- _SET EXERCISE_: Images should be left out, and everything else in the listing reproduced exactly.

┄┄┄┄┄┄┄┄┄┄

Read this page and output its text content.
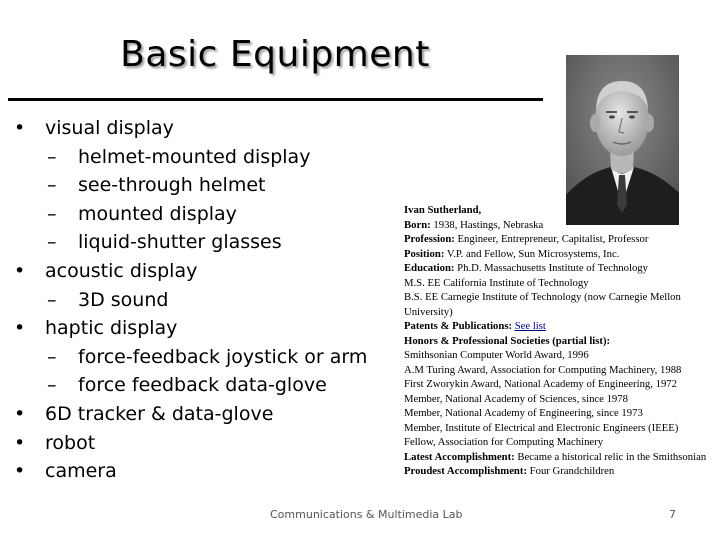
Basic Equipment
• visual display
– helmet-mounted display
– see-through helmet
– mounted display
– liquid-shutter glasses
• acoustic display
– 3D sound
• haptic display
– force-feedback joystick or arm
– force feedback data-glove
• 6D tracker & data-glove
• robot
• camera
Ivan Sutherland,
Born: 1938, Hastings, Nebraska
Profession: Engineer, Entrepreneur, Capitalist, Professor
Position: V.P. and Fellow, Sun Microsystems, Inc.
Education: Ph.D. Massachusetts Institute of Technology
M.S. EE California Institute of Technology
B.S. EE Carnegie Institute of Technology (now Carnegie Mellon University)
Patents & Publications: See list
Honors & Professional Societies (partial list):
Smithsonian Computer World Award, 1996
A.M Turing Award, Association for Computing Machinery, 1988
First Zworykin Award, National Academy of Engineering, 1972
Member, National Academy of Sciences, since 1978
Member, National Academy of Engineering, since 1973
Member, Institute of Electrical and Electronic Engineers (IEEE)
Fellow, Association for Computing Machinery
Latest Accomplishment: Became a historical relic in the Smithsonian
Proudest Accomplishment: Four Grandchildren
Communications & Multimedia Lab	7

┄┄┄┄┄┄┄┄┄┄

- _RESULT OF THIS EXERCISE_:
Read this page and output its text content.
Basic Equipment
• visual display
– helmet-mounted display
– see-through helmet
– mounted display
– liquid-shutter glasses
• acoustic display
– 3D sound
• haptic display
– force-feedback joystick or arm
– force feedback data-glove
• 6D tracker & data-glove
• robot
• camera
Ivan Sutherland,
Born: 1938, Hastings, Nebraska
Profession: Engineer, Entrepreneur, Capitalist, Professor
Position: V.P. and Fellow, Sun Microsystems, Inc.
Education: Ph.D. Massachusetts Institute of Technology
M.S. EE California Institute of Technology
B.S. EE Carnegie Institute of Technology (now Carnegie Mellon University)
Patents & Publications: See list
Honors & Professional Societies (partial list):
Smithsonian Computer World Award, 1996
A.M Turing Award, Association for Computing Machinery, 1988
First Zworykin Award, National Academy of Engineering, 1972
Member, National Academy of Sciences, since 1978
Member, National Academy of Engineering, since 1973
Member, Institute of Electrical and Electronic Engineers (IEEE)
Fellow, Association for Computing Machinery
Latest Accomplishment: Became a historical relic in the Smithsonian
Proudest Accomplishment: Four Grandchildren
Communications & Multimedia Lab	7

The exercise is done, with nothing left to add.